Material ::
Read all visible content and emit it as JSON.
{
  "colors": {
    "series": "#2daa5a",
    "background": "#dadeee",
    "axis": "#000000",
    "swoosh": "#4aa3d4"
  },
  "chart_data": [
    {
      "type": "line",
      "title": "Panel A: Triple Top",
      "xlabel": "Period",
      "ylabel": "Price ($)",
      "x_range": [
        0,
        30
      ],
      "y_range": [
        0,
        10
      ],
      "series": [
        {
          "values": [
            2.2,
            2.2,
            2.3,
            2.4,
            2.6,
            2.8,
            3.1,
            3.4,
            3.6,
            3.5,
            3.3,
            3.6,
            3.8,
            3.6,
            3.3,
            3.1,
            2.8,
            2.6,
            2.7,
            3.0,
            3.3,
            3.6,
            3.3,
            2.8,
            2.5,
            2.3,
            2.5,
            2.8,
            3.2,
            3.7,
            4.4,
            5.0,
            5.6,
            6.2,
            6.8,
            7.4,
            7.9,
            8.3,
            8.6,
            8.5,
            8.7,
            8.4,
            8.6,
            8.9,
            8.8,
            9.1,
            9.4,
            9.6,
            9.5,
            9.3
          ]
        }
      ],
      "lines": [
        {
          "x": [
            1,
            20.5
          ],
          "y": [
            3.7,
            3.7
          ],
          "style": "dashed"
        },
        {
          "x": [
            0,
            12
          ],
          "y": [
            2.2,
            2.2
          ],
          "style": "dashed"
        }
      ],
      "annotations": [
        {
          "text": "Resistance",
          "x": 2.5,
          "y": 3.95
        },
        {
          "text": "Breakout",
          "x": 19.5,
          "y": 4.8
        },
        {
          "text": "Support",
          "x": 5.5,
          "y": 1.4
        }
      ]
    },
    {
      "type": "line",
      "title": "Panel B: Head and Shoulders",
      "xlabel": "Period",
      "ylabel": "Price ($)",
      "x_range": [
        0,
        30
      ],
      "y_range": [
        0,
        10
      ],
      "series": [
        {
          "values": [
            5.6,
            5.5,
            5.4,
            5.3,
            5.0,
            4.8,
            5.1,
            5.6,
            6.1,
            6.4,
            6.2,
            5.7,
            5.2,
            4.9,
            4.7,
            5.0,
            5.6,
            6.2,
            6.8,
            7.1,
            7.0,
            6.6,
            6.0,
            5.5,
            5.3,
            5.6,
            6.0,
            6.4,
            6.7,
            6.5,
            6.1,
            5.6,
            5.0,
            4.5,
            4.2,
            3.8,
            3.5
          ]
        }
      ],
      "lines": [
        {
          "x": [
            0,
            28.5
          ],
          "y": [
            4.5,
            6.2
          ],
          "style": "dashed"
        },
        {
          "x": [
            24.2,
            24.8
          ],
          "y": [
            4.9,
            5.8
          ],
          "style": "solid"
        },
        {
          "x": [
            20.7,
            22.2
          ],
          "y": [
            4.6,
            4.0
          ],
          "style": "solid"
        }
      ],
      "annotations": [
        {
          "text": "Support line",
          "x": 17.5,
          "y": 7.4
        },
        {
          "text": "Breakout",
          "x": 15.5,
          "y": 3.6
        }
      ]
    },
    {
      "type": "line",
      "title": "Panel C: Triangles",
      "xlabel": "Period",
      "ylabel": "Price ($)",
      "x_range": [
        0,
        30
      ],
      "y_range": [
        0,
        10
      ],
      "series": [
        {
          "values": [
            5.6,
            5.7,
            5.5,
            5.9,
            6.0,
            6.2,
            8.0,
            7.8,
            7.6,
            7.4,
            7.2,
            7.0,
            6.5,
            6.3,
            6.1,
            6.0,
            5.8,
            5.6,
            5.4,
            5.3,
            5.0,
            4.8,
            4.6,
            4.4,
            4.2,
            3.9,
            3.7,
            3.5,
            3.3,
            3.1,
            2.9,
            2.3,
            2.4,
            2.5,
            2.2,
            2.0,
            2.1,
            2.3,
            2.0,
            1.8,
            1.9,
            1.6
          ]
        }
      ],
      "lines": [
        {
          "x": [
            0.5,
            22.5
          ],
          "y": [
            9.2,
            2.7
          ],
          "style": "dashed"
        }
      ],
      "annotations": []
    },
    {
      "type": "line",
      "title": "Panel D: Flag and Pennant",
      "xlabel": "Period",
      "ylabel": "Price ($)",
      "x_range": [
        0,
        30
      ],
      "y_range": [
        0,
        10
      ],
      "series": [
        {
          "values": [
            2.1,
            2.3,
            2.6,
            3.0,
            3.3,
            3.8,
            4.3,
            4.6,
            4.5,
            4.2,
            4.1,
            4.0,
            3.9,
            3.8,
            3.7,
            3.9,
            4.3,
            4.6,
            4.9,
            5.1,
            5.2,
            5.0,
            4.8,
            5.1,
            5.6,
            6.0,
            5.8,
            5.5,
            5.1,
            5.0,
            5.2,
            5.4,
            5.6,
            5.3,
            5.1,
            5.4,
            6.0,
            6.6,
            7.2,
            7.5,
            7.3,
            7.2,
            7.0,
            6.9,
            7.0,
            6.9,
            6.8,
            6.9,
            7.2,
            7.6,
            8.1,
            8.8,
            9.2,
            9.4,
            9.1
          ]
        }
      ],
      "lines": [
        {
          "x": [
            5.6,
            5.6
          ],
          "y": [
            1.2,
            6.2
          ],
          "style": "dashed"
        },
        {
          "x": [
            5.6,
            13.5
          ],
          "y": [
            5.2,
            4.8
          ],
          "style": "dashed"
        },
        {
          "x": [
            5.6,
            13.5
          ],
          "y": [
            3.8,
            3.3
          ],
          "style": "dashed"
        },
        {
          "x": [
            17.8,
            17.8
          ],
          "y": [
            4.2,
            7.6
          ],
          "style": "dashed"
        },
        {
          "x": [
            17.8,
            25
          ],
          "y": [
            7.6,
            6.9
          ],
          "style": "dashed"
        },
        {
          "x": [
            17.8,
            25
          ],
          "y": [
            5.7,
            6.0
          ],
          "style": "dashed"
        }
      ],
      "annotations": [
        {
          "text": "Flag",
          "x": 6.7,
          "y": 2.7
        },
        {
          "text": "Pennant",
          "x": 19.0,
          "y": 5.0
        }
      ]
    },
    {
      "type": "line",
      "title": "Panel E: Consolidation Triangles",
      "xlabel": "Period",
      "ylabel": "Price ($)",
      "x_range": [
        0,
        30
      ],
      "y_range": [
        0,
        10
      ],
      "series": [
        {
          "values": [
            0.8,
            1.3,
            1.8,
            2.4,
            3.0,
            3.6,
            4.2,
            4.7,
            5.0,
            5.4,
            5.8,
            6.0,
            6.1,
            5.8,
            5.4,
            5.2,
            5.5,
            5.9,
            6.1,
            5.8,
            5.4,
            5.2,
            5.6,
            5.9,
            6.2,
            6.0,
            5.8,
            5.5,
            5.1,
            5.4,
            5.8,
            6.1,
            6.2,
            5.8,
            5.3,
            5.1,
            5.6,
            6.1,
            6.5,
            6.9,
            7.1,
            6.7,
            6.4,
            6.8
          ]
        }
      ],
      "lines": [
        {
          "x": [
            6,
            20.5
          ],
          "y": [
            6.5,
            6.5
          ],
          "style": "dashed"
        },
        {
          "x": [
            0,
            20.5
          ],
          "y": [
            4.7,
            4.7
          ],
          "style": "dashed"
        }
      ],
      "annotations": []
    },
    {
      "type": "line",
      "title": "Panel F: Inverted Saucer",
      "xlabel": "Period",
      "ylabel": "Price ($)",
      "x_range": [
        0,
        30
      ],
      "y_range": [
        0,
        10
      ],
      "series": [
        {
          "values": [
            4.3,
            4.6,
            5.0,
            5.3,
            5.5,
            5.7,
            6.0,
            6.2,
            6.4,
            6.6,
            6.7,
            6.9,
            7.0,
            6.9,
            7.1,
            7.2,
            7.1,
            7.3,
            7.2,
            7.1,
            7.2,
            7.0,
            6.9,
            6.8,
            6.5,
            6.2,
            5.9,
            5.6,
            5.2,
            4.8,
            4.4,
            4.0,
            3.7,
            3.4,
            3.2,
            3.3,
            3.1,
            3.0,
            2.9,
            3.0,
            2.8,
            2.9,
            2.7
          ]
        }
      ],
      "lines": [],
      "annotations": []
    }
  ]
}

Written request ::
List all lines above in which the string "text" appears.

Task solution ::
          "text": "Resistance",
          "text": "Breakout",
          "text": "Support",
          "text": "Support line",
          "text": "Breakout",
          "text": "Flag",
          "text": "Pennant",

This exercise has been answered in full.